> **Objective**:
Print the records below word for word, but leave out the pictures.
───── Input for this task ─────
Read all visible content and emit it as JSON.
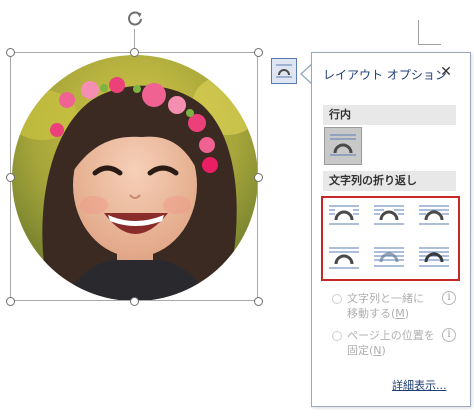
{
  "image": {
    "description_icon": "photo-circle-cropped",
    "selection_color": "#a8a8a8"
  },
  "layout_button": {
    "icon": "layout-options-icon"
  },
  "panel": {
    "title": "レイアウト オプション",
    "close_label": "✕",
    "sections": [
      {
        "title": "行内"
      },
      {
        "title": "文字列の折り返し"
      }
    ],
    "move_with_text": {
      "label_line1": "文字列と一緒に",
      "label_line2": "移動する(",
      "key": "M",
      "suffix": ")"
    },
    "fix_position": {
      "label_line1": "ページ上の位置を",
      "label_line2": "固定(",
      "key": "N",
      "suffix": ")"
    },
    "info_glyph": "i",
    "more_link": "詳細表示..."
  },
  "colors": {
    "accent": "#1f3f77",
    "highlight_border": "#c62828"
  }
}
─────
> **Task answer**:
Read all visible content and emit it as JSON.
{
  "image": {
    "description_icon": "photo-circle-cropped",
    "selection_color": "#a8a8a8"
  },
  "layout_button": {
    "icon": "layout-options-icon"
  },
  "panel": {
    "title": "レイアウト オプション",
    "close_label": "✕",
    "sections": [
      {
        "title": "行内"
      },
      {
        "title": "文字列の折り返し"
      }
    ],
    "move_with_text": {
      "label_line1": "文字列と一緒に",
      "label_line2": "移動する(",
      "key": "M",
      "suffix": ")"
    },
    "fix_position": {
      "label_line1": "ページ上の位置を",
      "label_line2": "固定(",
      "key": "N",
      "suffix": ")"
    },
    "info_glyph": "i",
    "more_link": "詳細表示..."
  },
  "colors": {
    "accent": "#1f3f77",
    "highlight_border": "#c62828"
  }
}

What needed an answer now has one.